— begin —

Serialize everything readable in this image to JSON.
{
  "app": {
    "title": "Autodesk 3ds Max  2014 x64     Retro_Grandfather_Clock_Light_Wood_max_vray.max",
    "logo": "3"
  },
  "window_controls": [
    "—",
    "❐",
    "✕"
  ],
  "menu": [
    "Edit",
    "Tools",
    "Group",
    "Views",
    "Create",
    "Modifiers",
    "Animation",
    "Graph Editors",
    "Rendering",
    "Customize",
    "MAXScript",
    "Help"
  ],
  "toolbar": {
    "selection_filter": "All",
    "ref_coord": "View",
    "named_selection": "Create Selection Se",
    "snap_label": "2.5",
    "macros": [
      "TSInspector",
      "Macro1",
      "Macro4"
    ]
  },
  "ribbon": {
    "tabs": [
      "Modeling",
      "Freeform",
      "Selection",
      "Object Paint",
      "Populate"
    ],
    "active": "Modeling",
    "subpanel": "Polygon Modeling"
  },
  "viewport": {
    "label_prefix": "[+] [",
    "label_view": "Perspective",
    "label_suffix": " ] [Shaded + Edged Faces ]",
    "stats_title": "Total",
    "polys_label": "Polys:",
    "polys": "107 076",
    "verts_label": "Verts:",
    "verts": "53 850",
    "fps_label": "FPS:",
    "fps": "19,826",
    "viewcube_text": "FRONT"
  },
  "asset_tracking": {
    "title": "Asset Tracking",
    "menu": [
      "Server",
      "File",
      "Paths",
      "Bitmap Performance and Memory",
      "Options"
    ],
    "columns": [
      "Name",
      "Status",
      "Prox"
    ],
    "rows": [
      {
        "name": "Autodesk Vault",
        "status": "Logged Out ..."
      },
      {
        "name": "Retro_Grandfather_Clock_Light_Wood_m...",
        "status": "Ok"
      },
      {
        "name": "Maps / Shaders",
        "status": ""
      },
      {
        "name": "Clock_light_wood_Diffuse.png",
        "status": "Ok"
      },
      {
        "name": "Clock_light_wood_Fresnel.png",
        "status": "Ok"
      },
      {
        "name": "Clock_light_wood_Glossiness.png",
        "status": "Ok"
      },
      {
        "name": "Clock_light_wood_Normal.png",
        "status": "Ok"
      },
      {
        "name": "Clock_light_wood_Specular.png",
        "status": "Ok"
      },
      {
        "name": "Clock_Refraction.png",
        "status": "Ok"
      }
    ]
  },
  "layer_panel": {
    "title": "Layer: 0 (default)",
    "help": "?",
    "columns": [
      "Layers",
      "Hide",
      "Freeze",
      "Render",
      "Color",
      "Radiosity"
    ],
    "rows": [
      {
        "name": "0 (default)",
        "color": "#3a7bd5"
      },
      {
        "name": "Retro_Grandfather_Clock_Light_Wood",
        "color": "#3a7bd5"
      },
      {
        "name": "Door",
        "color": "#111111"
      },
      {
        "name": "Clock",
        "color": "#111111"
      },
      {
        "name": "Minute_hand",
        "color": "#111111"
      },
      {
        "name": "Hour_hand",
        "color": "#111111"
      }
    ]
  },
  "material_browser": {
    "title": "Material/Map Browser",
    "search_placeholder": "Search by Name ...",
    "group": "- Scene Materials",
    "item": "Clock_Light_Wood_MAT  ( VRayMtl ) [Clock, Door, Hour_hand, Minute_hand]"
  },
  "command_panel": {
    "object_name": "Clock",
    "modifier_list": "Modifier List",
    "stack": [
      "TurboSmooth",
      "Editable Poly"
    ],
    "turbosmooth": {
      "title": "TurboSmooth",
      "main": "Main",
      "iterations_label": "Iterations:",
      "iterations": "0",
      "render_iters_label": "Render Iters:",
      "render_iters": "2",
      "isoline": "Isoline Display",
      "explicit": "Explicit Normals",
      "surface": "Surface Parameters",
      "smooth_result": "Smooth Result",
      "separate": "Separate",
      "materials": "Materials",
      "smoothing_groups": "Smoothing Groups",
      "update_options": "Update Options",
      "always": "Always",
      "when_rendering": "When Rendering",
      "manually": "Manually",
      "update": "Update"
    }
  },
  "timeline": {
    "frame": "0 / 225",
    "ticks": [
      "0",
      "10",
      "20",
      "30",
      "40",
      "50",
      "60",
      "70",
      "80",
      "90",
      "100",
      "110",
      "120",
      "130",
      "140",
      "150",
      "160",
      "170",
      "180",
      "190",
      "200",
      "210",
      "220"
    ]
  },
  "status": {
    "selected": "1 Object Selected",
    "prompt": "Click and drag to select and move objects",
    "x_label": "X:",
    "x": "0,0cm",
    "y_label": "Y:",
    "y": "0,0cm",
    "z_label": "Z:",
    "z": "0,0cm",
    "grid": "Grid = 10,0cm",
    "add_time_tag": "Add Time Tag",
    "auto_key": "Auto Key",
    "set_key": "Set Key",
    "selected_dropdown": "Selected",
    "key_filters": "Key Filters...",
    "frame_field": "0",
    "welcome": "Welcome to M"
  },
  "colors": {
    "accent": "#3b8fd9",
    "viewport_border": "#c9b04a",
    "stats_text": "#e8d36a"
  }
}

— end —

* [What the task asks]
Your task is to transcribe the listing above in full, exactly as given.

* [Solved problem]
Serialize everything readable in this image to JSON.
{
  "app": {
    "title": "Autodesk 3ds Max  2014 x64     Retro_Grandfather_Clock_Light_Wood_max_vray.max",
    "logo": "3"
  },
  "window_controls": [
    "—",
    "❐",
    "✕"
  ],
  "menu": [
    "Edit",
    "Tools",
    "Group",
    "Views",
    "Create",
    "Modifiers",
    "Animation",
    "Graph Editors",
    "Rendering",
    "Customize",
    "MAXScript",
    "Help"
  ],
  "toolbar": {
    "selection_filter": "All",
    "ref_coord": "View",
    "named_selection": "Create Selection Se",
    "snap_label": "2.5",
    "macros": [
      "TSInspector",
      "Macro1",
      "Macro4"
    ]
  },
  "ribbon": {
    "tabs": [
      "Modeling",
      "Freeform",
      "Selection",
      "Object Paint",
      "Populate"
    ],
    "active": "Modeling",
    "subpanel": "Polygon Modeling"
  },
  "viewport": {
    "label_prefix": "[+] [",
    "label_view": "Perspective",
    "label_suffix": " ] [Shaded + Edged Faces ]",
    "stats_title": "Total",
    "polys_label": "Polys:",
    "polys": "107 076",
    "verts_label": "Verts:",
    "verts": "53 850",
    "fps_label": "FPS:",
    "fps": "19,826",
    "viewcube_text": "FRONT"
  },
  "asset_tracking": {
    "title": "Asset Tracking",
    "menu": [
      "Server",
      "File",
      "Paths",
      "Bitmap Performance and Memory",
      "Options"
    ],
    "columns": [
      "Name",
      "Status",
      "Prox"
    ],
    "rows": [
      {
        "name": "Autodesk Vault",
        "status": "Logged Out ..."
      },
      {
        "name": "Retro_Grandfather_Clock_Light_Wood_m...",
        "status": "Ok"
      },
      {
        "name": "Maps / Shaders",
        "status": ""
      },
      {
        "name": "Clock_light_wood_Diffuse.png",
        "status": "Ok"
      },
      {
        "name": "Clock_light_wood_Fresnel.png",
        "status": "Ok"
      },
      {
        "name": "Clock_light_wood_Glossiness.png",
        "status": "Ok"
      },
      {
        "name": "Clock_light_wood_Normal.png",
        "status": "Ok"
      },
      {
        "name": "Clock_light_wood_Specular.png",
        "status": "Ok"
      },
      {
        "name": "Clock_Refraction.png",
        "status": "Ok"
      }
    ]
  },
  "layer_panel": {
    "title": "Layer: 0 (default)",
    "help": "?",
    "columns": [
      "Layers",
      "Hide",
      "Freeze",
      "Render",
      "Color",
      "Radiosity"
    ],
    "rows": [
      {
        "name": "0 (default)",
        "color": "#3a7bd5"
      },
      {
        "name": "Retro_Grandfather_Clock_Light_Wood",
        "color": "#3a7bd5"
      },
      {
        "name": "Door",
        "color": "#111111"
      },
      {
        "name": "Clock",
        "color": "#111111"
      },
      {
        "name": "Minute_hand",
        "color": "#111111"
      },
      {
        "name": "Hour_hand",
        "color": "#111111"
      }
    ]
  },
  "material_browser": {
    "title": "Material/Map Browser",
    "search_placeholder": "Search by Name ...",
    "group": "- Scene Materials",
    "item": "Clock_Light_Wood_MAT  ( VRayMtl ) [Clock, Door, Hour_hand, Minute_hand]"
  },
  "command_panel": {
    "object_name": "Clock",
    "modifier_list": "Modifier List",
    "stack": [
      "TurboSmooth",
      "Editable Poly"
    ],
    "turbosmooth": {
      "title": "TurboSmooth",
      "main": "Main",
      "iterations_label": "Iterations:",
      "iterations": "0",
      "render_iters_label": "Render Iters:",
      "render_iters": "2",
      "isoline": "Isoline Display",
      "explicit": "Explicit Normals",
      "surface": "Surface Parameters",
      "smooth_result": "Smooth Result",
      "separate": "Separate",
      "materials": "Materials",
      "smoothing_groups": "Smoothing Groups",
      "update_options": "Update Options",
      "always": "Always",
      "when_rendering": "When Rendering",
      "manually": "Manually",
      "update": "Update"
    }
  },
  "timeline": {
    "frame": "0 / 225",
    "ticks": [
      "0",
      "10",
      "20",
      "30",
      "40",
      "50",
      "60",
      "70",
      "80",
      "90",
      "100",
      "110",
      "120",
      "130",
      "140",
      "150",
      "160",
      "170",
      "180",
      "190",
      "200",
      "210",
      "220"
    ]
  },
  "status": {
    "selected": "1 Object Selected",
    "prompt": "Click and drag to select and move objects",
    "x_label": "X:",
    "x": "0,0cm",
    "y_label": "Y:",
    "y": "0,0cm",
    "z_label": "Z:",
    "z": "0,0cm",
    "grid": "Grid = 10,0cm",
    "add_time_tag": "Add Time Tag",
    "auto_key": "Auto Key",
    "set_key": "Set Key",
    "selected_dropdown": "Selected",
    "key_filters": "Key Filters...",
    "frame_field": "0",
    "welcome": "Welcome to M"
  },
  "colors": {
    "accent": "#3b8fd9",
    "viewport_border": "#c9b04a",
    "stats_text": "#e8d36a"
  }
}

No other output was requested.